*Short problem:*
Scan the material that follows. Copy every line containing the word "Thonet".

[Data records]
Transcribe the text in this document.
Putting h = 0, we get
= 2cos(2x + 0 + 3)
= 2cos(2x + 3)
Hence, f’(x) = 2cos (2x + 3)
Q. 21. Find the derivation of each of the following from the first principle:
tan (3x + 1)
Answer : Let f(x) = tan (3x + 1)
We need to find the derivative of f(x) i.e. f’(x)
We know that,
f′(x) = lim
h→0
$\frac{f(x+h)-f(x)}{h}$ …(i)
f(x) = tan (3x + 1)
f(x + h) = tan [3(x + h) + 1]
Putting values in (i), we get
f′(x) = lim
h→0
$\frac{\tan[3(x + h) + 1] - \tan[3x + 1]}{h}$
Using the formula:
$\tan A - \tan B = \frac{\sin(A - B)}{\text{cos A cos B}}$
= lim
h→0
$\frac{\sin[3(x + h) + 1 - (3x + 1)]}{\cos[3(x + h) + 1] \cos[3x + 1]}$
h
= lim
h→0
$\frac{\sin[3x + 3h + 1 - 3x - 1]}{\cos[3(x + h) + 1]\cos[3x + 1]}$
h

==

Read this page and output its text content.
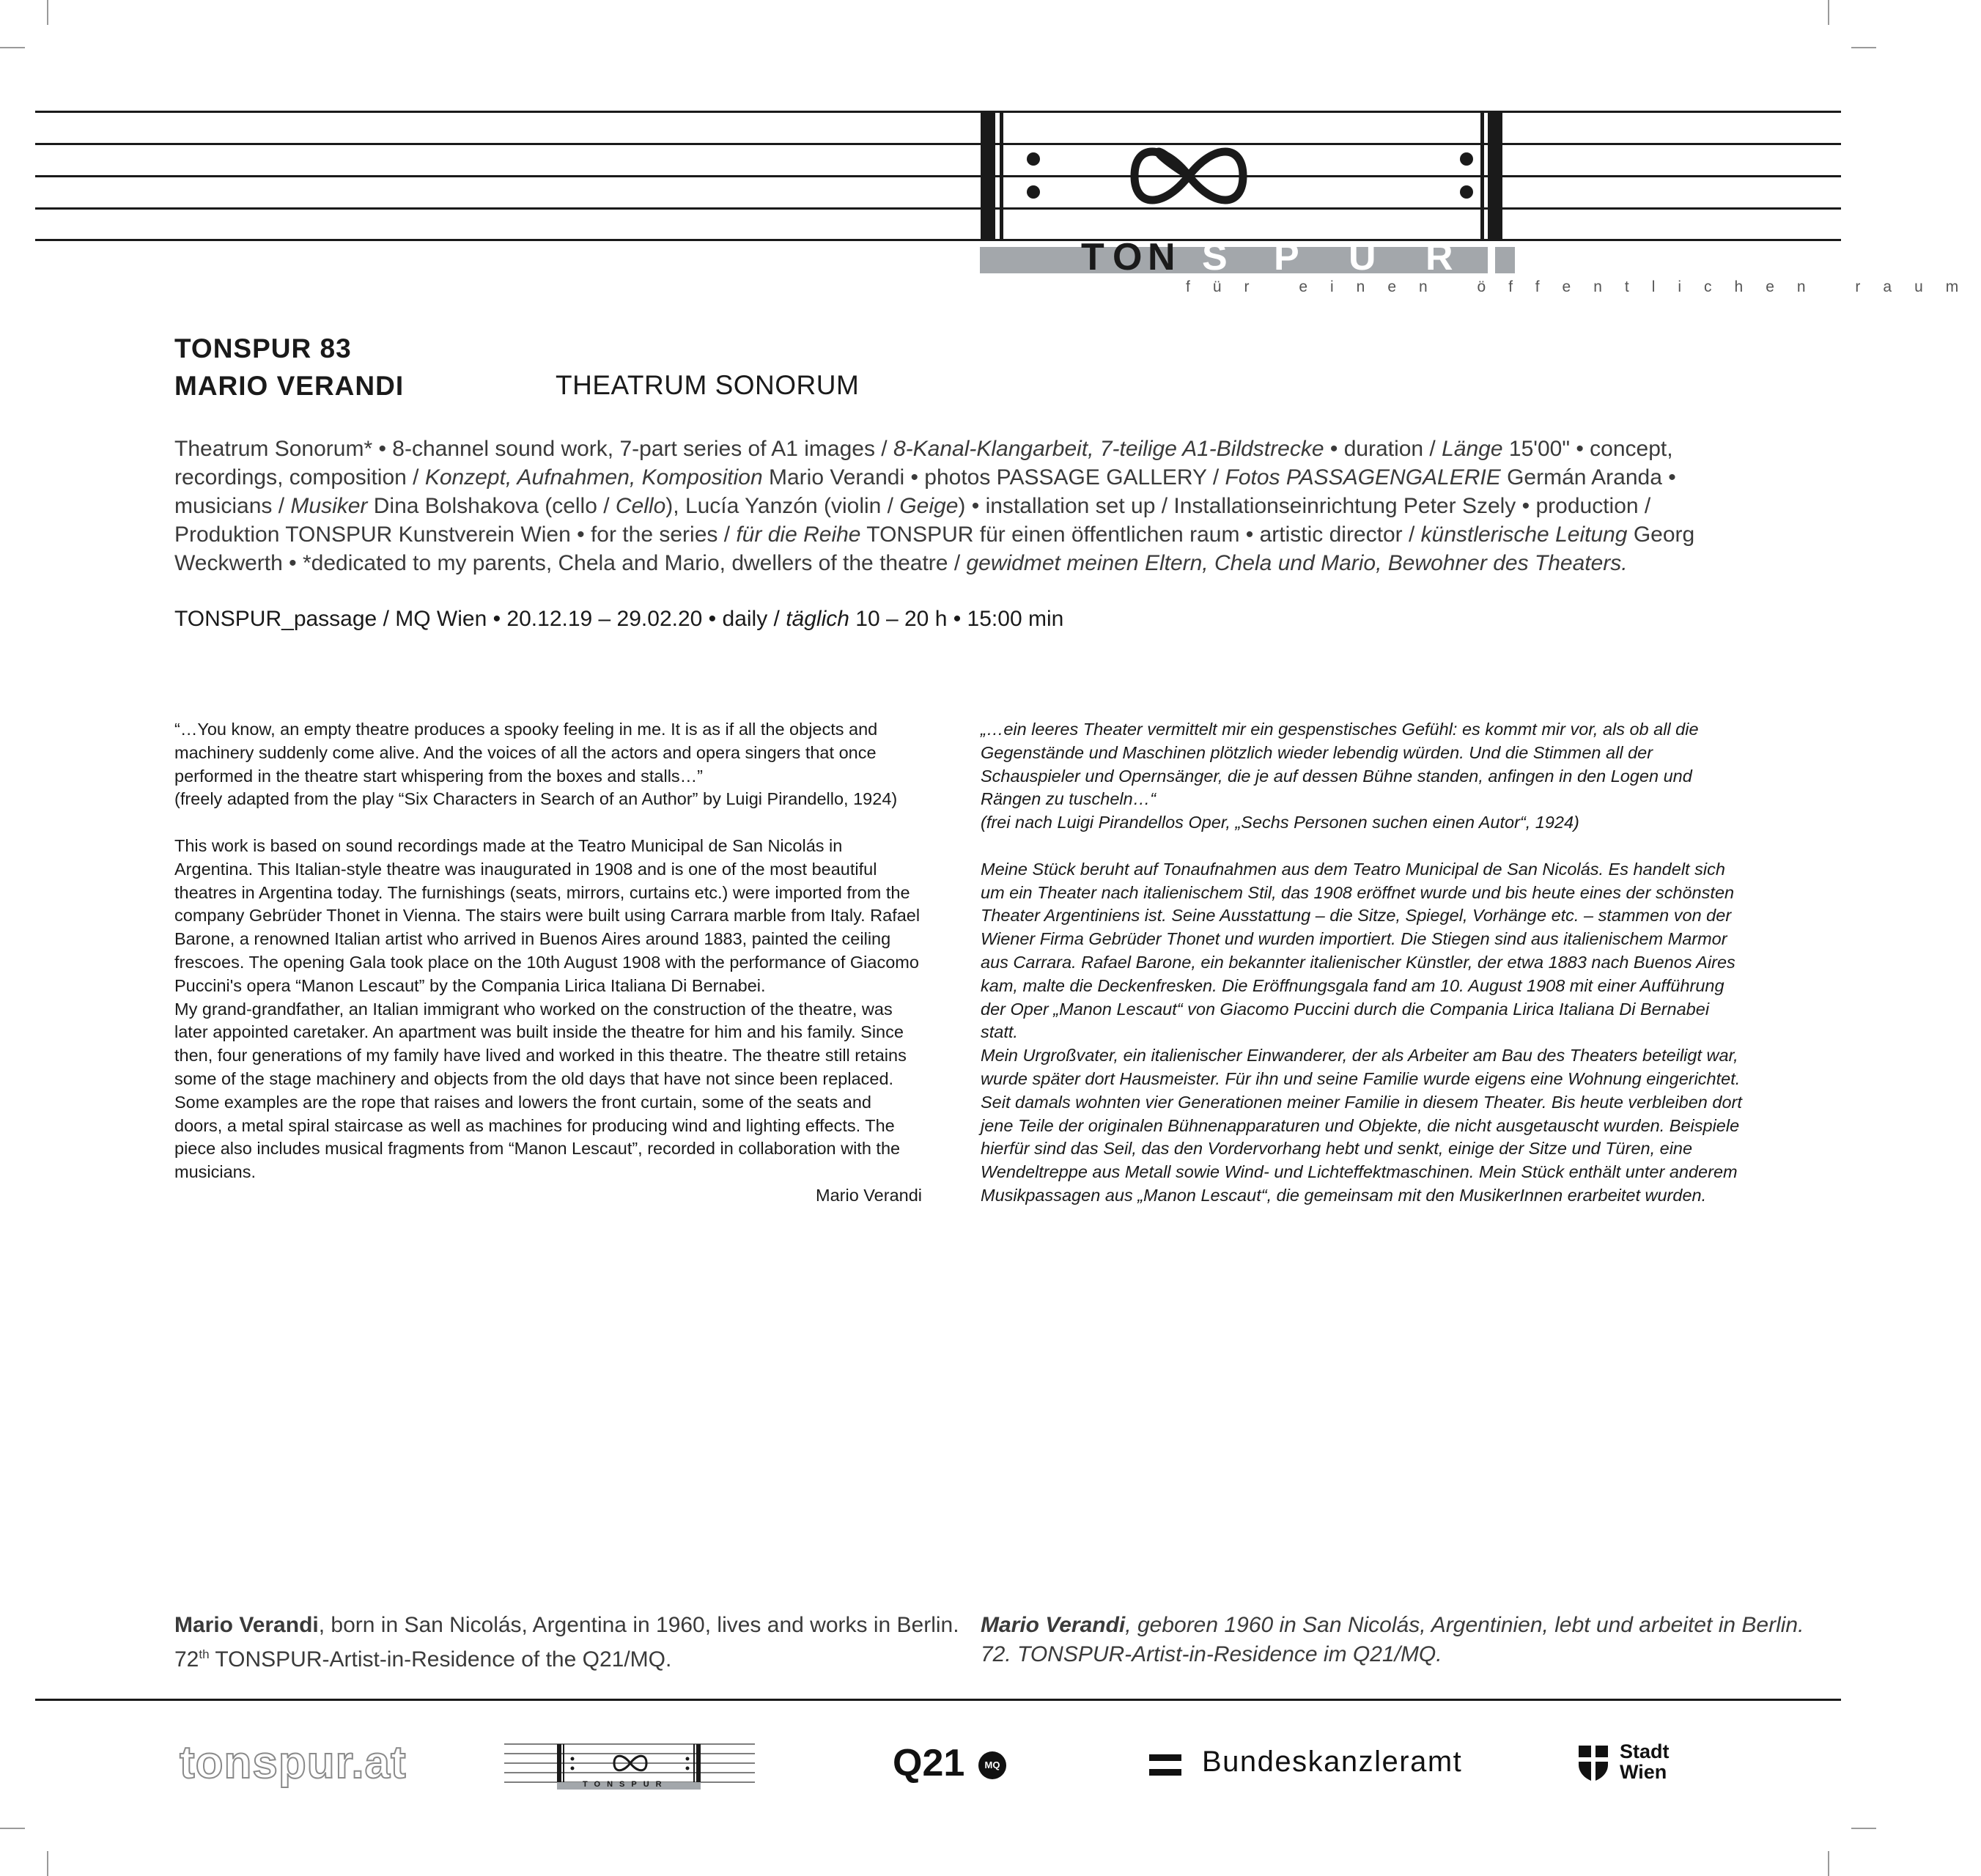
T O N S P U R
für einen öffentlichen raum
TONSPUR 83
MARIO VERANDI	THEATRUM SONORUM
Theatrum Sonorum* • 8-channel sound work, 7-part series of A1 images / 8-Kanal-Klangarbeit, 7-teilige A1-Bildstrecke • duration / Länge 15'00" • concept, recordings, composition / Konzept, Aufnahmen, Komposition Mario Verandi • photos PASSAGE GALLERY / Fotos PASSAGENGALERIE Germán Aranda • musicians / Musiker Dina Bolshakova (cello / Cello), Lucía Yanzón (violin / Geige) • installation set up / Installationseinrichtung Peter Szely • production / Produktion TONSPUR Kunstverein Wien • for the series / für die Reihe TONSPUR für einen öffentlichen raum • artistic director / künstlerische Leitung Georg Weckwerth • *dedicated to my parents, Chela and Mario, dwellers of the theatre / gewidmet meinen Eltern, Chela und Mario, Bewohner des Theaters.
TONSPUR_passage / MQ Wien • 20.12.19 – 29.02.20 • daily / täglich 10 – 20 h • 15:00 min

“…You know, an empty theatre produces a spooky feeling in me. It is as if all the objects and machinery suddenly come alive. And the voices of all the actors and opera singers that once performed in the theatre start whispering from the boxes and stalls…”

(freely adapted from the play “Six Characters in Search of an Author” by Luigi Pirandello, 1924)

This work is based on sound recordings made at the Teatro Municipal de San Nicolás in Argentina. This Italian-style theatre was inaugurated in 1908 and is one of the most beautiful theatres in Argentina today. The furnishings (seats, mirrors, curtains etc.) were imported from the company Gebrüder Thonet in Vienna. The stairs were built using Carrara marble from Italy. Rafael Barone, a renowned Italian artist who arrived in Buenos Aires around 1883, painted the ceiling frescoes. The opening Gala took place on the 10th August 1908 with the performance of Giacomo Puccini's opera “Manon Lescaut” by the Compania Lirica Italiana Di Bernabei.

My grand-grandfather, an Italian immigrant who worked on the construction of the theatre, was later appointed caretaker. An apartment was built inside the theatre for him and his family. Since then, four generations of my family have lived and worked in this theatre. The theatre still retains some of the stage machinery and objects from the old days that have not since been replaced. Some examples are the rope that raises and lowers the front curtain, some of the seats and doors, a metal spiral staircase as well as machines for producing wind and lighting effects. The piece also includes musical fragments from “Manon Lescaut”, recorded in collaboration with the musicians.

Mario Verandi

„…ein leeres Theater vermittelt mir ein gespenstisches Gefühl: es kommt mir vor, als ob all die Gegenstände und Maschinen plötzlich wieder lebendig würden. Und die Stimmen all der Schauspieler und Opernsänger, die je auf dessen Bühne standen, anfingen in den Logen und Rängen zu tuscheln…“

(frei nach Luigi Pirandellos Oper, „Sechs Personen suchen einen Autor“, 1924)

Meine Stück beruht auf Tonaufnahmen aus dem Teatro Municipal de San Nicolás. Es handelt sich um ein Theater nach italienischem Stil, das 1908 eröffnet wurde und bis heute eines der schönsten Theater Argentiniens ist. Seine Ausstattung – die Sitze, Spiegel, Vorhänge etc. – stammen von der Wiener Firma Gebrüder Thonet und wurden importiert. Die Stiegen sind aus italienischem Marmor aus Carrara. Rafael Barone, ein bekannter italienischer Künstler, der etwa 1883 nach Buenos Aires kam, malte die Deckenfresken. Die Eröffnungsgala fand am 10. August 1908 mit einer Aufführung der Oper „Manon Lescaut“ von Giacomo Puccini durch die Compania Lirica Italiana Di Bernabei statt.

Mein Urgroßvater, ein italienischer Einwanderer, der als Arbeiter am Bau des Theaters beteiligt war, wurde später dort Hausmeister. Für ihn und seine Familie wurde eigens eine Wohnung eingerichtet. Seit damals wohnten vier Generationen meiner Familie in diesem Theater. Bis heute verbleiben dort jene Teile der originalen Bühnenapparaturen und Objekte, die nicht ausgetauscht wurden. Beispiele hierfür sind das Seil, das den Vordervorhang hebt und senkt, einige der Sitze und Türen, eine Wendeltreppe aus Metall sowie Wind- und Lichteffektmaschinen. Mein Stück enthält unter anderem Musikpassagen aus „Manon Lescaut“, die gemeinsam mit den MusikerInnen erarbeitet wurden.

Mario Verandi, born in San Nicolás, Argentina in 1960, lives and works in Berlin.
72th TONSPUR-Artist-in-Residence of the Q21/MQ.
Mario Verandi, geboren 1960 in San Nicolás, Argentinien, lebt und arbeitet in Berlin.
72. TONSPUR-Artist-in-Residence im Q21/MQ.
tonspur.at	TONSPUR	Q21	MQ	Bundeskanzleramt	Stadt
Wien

---

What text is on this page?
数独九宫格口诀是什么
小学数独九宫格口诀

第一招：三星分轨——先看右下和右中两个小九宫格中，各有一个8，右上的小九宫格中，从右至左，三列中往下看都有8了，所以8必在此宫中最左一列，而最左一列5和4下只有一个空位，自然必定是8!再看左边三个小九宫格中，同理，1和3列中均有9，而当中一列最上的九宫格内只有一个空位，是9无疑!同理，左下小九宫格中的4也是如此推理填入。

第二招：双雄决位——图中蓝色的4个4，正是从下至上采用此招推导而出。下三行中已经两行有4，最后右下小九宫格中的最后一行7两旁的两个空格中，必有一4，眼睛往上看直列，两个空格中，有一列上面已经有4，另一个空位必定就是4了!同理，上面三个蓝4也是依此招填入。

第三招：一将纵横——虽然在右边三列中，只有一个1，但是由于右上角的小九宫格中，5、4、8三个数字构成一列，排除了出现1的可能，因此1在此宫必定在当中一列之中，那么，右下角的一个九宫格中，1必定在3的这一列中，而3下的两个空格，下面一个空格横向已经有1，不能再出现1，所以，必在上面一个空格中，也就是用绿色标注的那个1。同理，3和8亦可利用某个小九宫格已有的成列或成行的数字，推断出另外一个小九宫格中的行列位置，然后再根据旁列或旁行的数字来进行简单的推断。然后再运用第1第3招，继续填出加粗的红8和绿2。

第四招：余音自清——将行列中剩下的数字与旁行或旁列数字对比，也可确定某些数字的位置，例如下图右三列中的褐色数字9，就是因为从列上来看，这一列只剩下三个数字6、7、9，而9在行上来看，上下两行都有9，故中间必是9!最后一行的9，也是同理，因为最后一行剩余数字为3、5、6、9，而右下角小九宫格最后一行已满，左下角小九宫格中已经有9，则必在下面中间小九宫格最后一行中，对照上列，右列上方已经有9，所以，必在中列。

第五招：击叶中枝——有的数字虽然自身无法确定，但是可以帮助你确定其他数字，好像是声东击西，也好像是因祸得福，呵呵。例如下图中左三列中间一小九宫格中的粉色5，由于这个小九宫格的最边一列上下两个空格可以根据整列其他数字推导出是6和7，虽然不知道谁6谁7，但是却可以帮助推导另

*Task answer:*
This work is based on sound recordings made at the Teatro Municipal de San Nicolás in Argentina. This Italian-style theatre was inaugurated in 1908 and is one of the most beautiful theatres in Argentina today. The furnishings (seats, mirrors, curtains etc.) were imported from the company Gebrüder Thonet in Vienna. The stairs were built using Carrara marble from Italy. Rafael Barone, a renowned Italian artist who arrived in Buenos Aires around 1883, painted the ceiling frescoes. The opening Gala took place on the 10th August 1908 with the performance of Giacomo Puccini's opera “Manon Lescaut” by the Compania Lirica Italiana Di Bernabei.
Meine Stück beruht auf Tonaufnahmen aus dem Teatro Municipal de San Nicolás. Es handelt sich um ein Theater nach italienischem Stil, das 1908 eröffnet wurde und bis heute eines der schönsten Theater Argentiniens ist. Seine Ausstattung – die Sitze, Spiegel, Vorhänge etc. – stammen von der Wiener Firma Gebrüder Thonet und wurden importiert. Die Stiegen sind aus italienischem Marmor aus Carrara. Rafael Barone, ein bekannter italienischer Künstler, der etwa 1883 nach Buenos Aires kam, malte die Deckenfresken. Die Eröffnungsgala fand am 10. August 1908 mit einer Aufführung der Oper „Manon Lescaut“ von Giacomo Puccini durch die Compania Lirica Italiana Di Bernabei statt.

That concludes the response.